__Stated goal__:
Without including any images, repeat the data exactly.

──────── Available data ────────

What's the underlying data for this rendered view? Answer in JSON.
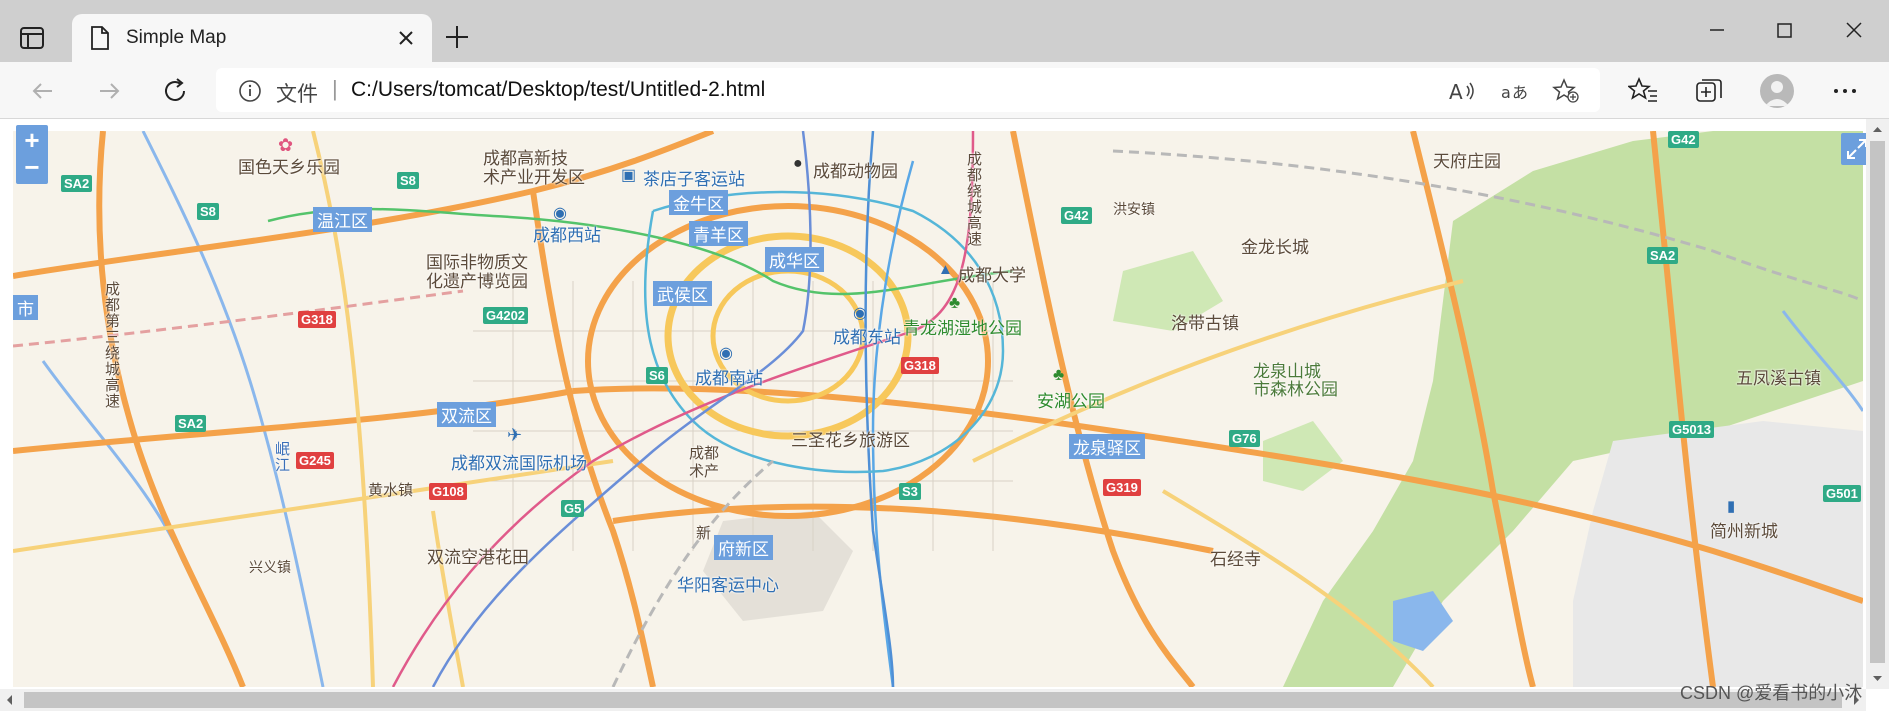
{
  "tab": {
    "title": "Simple Map"
  },
  "address_bar": {
    "security_label": "文件",
    "url": "C:/Users/tomcat/Desktop/test/Untitled-2.html"
  },
  "map": {
    "zoom_in": "+",
    "zoom_out": "−",
    "labels": {
      "guose": "国色天乡乐园",
      "gaoxin": "成都高新技\n术产业开发区",
      "chadianzi": "茶店子客运站",
      "zoo": "成都动物园",
      "tianfu": "天府庄园",
      "wenjiang": "温江区",
      "chengdu_west": "成都西站",
      "jinniu": "金牛区",
      "qingyang": "青羊区",
      "chenghua": "成华区",
      "wuhou": "武侯区",
      "feiyi": "国际非物质文\n化遗产博览园",
      "chengdu_east": "成都东站",
      "chengdu_uni": "成都大学",
      "qinglonghu": "青龙湖湿地公园",
      "jinlong": "金龙长城",
      "hongan": "洪安镇",
      "luodai": "洛带古镇",
      "chengdu_south": "成都南站",
      "shuangliu": "双流区",
      "airport": "成都双流国际机场",
      "sansheng": "三圣花乡旅游区",
      "anjing": "安湖公园",
      "longquan": "龙泉驿区",
      "longquanshan": "龙泉山城\n市森林公园",
      "wufeng": "五凤溪古镇",
      "huangshui": "黄水镇",
      "shuangliu_garden": "双流空港花田",
      "xinglong": "兴义镇",
      "shijingsi": "石经寺",
      "jianzhou": "简州新城",
      "tianfuxin": "府新区",
      "huayang": "华阳客运中心",
      "chengdu_outer": "成都第三绕城高速",
      "chengdu_ring": "成都绕城高速",
      "minjiang": "岷江",
      "shi": "市",
      "chengdu_center": "成都\n术产",
      "xin": "新"
    },
    "shields": {
      "sa2a": "SA2",
      "s8a": "S8",
      "s8b": "S8",
      "g318a": "G318",
      "g4202": "G4202",
      "s6": "S6",
      "sa2b": "SA2",
      "g245": "G245",
      "g108": "G108",
      "g5": "G5",
      "g318b": "G318",
      "s3": "S3",
      "g319": "G319",
      "g76": "G76",
      "g42a": "G42",
      "g42b": "G42",
      "sa2c": "SA2",
      "g5013": "G5013",
      "g501": "G501"
    }
  },
  "watermark": "CSDN @爱看书的小沐"
}
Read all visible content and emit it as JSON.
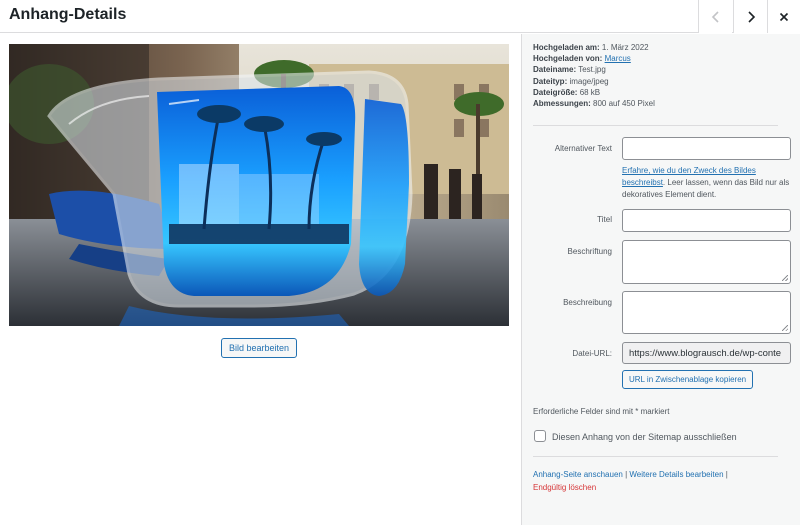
{
  "header": {
    "title": "Anhang-Details",
    "prev_icon": "chevron-left-icon",
    "next_icon": "chevron-right-icon",
    "close_icon": "close-icon"
  },
  "media": {
    "image_alt": "Sunglasses reflecting a plaza with palm trees",
    "edit_button": "Bild bearbeiten"
  },
  "details": {
    "uploaded_on_label": "Hochgeladen am:",
    "uploaded_on_value": "1. März 2022",
    "uploaded_by_label": "Hochgeladen von:",
    "uploaded_by_value": "Marcus",
    "filename_label": "Dateiname:",
    "filename_value": "Test.jpg",
    "filetype_label": "Dateityp:",
    "filetype_value": "image/jpeg",
    "filesize_label": "Dateigröße:",
    "filesize_value": "68 kB",
    "dimensions_label": "Abmessungen:",
    "dimensions_value": "800 auf 450 Pixel"
  },
  "form": {
    "alt_label": "Alternativer Text",
    "alt_value": "",
    "help_link": "Erfahre, wie du den Zweck des Bildes beschreibst",
    "help_text": ". Leer lassen, wenn das Bild nur als dekoratives Element dient.",
    "title_label": "Titel",
    "title_value": "",
    "caption_label": "Beschriftung",
    "caption_value": "",
    "description_label": "Beschreibung",
    "description_value": "",
    "url_label": "Datei-URL:",
    "url_value": "https://www.blograusch.de/wp-conte",
    "copy_button": "URL in Zwischenablage kopieren",
    "required_note": "Erforderliche Felder sind mit * markiert",
    "sitemap_checkbox_label": "Diesen Anhang von der Sitemap ausschließen",
    "sitemap_checked": false
  },
  "actions": {
    "view_page": "Anhang-Seite anschauen",
    "separator": " | ",
    "edit_more": "Weitere Details bearbeiten",
    "trailing_separator": " |",
    "delete": "Endgültig löschen"
  },
  "colors": {
    "link": "#2271b1",
    "delete": "#d63638",
    "sidebar_bg": "#f6f7f7",
    "border": "#dcdcde"
  }
}
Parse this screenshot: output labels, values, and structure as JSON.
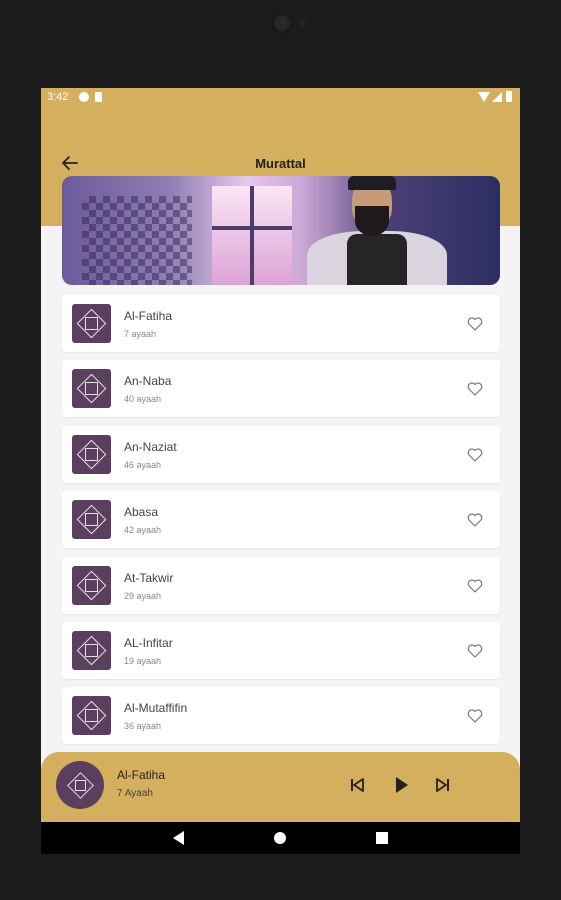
{
  "status_bar": {
    "time": "3:42"
  },
  "header": {
    "title": "Murattal"
  },
  "surahs": [
    {
      "name": "Al-Fatiha",
      "ayahs": "7 ayaah"
    },
    {
      "name": "An-Naba",
      "ayahs": "40 ayaah"
    },
    {
      "name": "An-Naziat",
      "ayahs": "46 ayaah"
    },
    {
      "name": "Abasa",
      "ayahs": "42 ayaah"
    },
    {
      "name": "At-Takwir",
      "ayahs": "29 ayaah"
    },
    {
      "name": "AL-Infitar",
      "ayahs": "19 ayaah"
    },
    {
      "name": "Al-Mutaffifin",
      "ayahs": "36 ayaah"
    }
  ],
  "player": {
    "title": "Al-Fatiha",
    "subtitle": "7 Ayaah"
  },
  "icons": {
    "back": "arrow-left-icon",
    "favorite": "heart-outline-icon",
    "prev": "skip-previous-icon",
    "play": "play-icon",
    "next": "skip-next-icon"
  },
  "colors": {
    "accent": "#d4af5e",
    "thumb": "#5a3f5e",
    "background": "#f4f4f4"
  }
}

────────

__Worked solution__:
What's the underlying data for this rendered view? Answer in JSON.
{
  "tab": {
    "title": "Simple Map"
  },
  "address_bar": {
    "security_label": "文件",
    "url": "C:/Users/tomcat/Desktop/test/Untitled-2.html"
  },
  "map": {
    "zoom_in": "+",
    "zoom_out": "−",
    "labels": {
      "guose": "国色天乡乐园",
      "gaoxin": "成都高新技\n术产业开发区",
      "chadianzi": "茶店子客运站",
      "zoo": "成都动物园",
      "tianfu": "天府庄园",
      "wenjiang": "温江区",
      "chengdu_west": "成都西站",
      "jinniu": "金牛区",
      "qingyang": "青羊区",
      "chenghua": "成华区",
      "wuhou": "武侯区",
      "feiyi": "国际非物质文\n化遗产博览园",
      "chengdu_east": "成都东站",
      "chengdu_uni": "成都大学",
      "qinglonghu": "青龙湖湿地公园",
      "jinlong": "金龙长城",
      "hongan": "洪安镇",
      "luodai": "洛带古镇",
      "chengdu_south": "成都南站",
      "shuangliu": "双流区",
      "airport": "成都双流国际机场",
      "sansheng": "三圣花乡旅游区",
      "anjing": "安湖公园",
      "longquan": "龙泉驿区",
      "longquanshan": "龙泉山城\n市森林公园",
      "wufeng": "五凤溪古镇",
      "huangshui": "黄水镇",
      "shuangliu_garden": "双流空港花田",
      "xinglong": "兴义镇",
      "shijingsi": "石经寺",
      "jianzhou": "简州新城",
      "tianfuxin": "府新区",
      "huayang": "华阳客运中心",
      "chengdu_outer": "成都第三绕城高速",
      "chengdu_ring": "成都绕城高速",
      "minjiang": "岷江",
      "shi": "市",
      "chengdu_center": "成都\n术产",
      "xin": "新"
    },
    "shields": {
      "sa2a": "SA2",
      "s8a": "S8",
      "s8b": "S8",
      "g318a": "G318",
      "g4202": "G4202",
      "s6": "S6",
      "sa2b": "SA2",
      "g245": "G245",
      "g108": "G108",
      "g5": "G5",
      "g318b": "G318",
      "s3": "S3",
      "g319": "G319",
      "g76": "G76",
      "g42a": "G42",
      "g42b": "G42",
      "sa2c": "SA2",
      "g5013": "G5013",
      "g501": "G501"
    }
  },
  "watermark": "CSDN @爱看书的小沐"
}
Read all visible content and emit it as JSON.
{
  "header": {
    "title": "Anhang-Details",
    "prev_icon": "chevron-left-icon",
    "next_icon": "chevron-right-icon",
    "close_icon": "close-icon"
  },
  "media": {
    "image_alt": "Sunglasses reflecting a plaza with palm trees",
    "edit_button": "Bild bearbeiten"
  },
  "details": {
    "uploaded_on_label": "Hochgeladen am:",
    "uploaded_on_value": "1. März 2022",
    "uploaded_by_label": "Hochgeladen von:",
    "uploaded_by_value": "Marcus",
    "filename_label": "Dateiname:",
    "filename_value": "Test.jpg",
    "filetype_label": "Dateityp:",
    "filetype_value": "image/jpeg",
    "filesize_label": "Dateigröße:",
    "filesize_value": "68 kB",
    "dimensions_label": "Abmessungen:",
    "dimensions_value": "800 auf 450 Pixel"
  },
  "form": {
    "alt_label": "Alternativer Text",
    "alt_value": "",
    "help_link": "Erfahre, wie du den Zweck des Bildes beschreibst",
    "help_text": ". Leer lassen, wenn das Bild nur als dekoratives Element dient.",
    "title_label": "Titel",
    "title_value": "",
    "caption_label": "Beschriftung",
    "caption_value": "",
    "description_label": "Beschreibung",
    "description_value": "",
    "url_label": "Datei-URL:",
    "url_value": "https://www.blograusch.de/wp-conte",
    "copy_button": "URL in Zwischenablage kopieren",
    "required_note": "Erforderliche Felder sind mit * markiert",
    "sitemap_checkbox_label": "Diesen Anhang von der Sitemap ausschließen",
    "sitemap_checked": false
  },
  "actions": {
    "view_page": "Anhang-Seite anschauen",
    "separator": " | ",
    "edit_more": "Weitere Details bearbeiten",
    "trailing_separator": " |",
    "delete": "Endgültig löschen"
  },
  "colors": {
    "link": "#2271b1",
    "delete": "#d63638",
    "sidebar_bg": "#f6f7f7",
    "border": "#dcdcde"
  }
}
Parse this screenshot: output labels, values, and structure as JSON.
{
  "status_bar": {
    "time": "3:42"
  },
  "header": {
    "title": "Murattal"
  },
  "surahs": [
    {
      "name": "Al-Fatiha",
      "ayahs": "7 ayaah"
    },
    {
      "name": "An-Naba",
      "ayahs": "40 ayaah"
    },
    {
      "name": "An-Naziat",
      "ayahs": "46 ayaah"
    },
    {
      "name": "Abasa",
      "ayahs": "42 ayaah"
    },
    {
      "name": "At-Takwir",
      "ayahs": "29 ayaah"
    },
    {
      "name": "AL-Infitar",
      "ayahs": "19 ayaah"
    },
    {
      "name": "Al-Mutaffifin",
      "ayahs": "36 ayaah"
    }
  ],
  "player": {
    "title": "Al-Fatiha",
    "subtitle": "7 Ayaah"
  },
  "icons": {
    "back": "arrow-left-icon",
    "favorite": "heart-outline-icon",
    "prev": "skip-previous-icon",
    "play": "play-icon",
    "next": "skip-next-icon"
  },
  "colors": {
    "accent": "#d4af5e",
    "thumb": "#5a3f5e",
    "background": "#f4f4f4"
  }
}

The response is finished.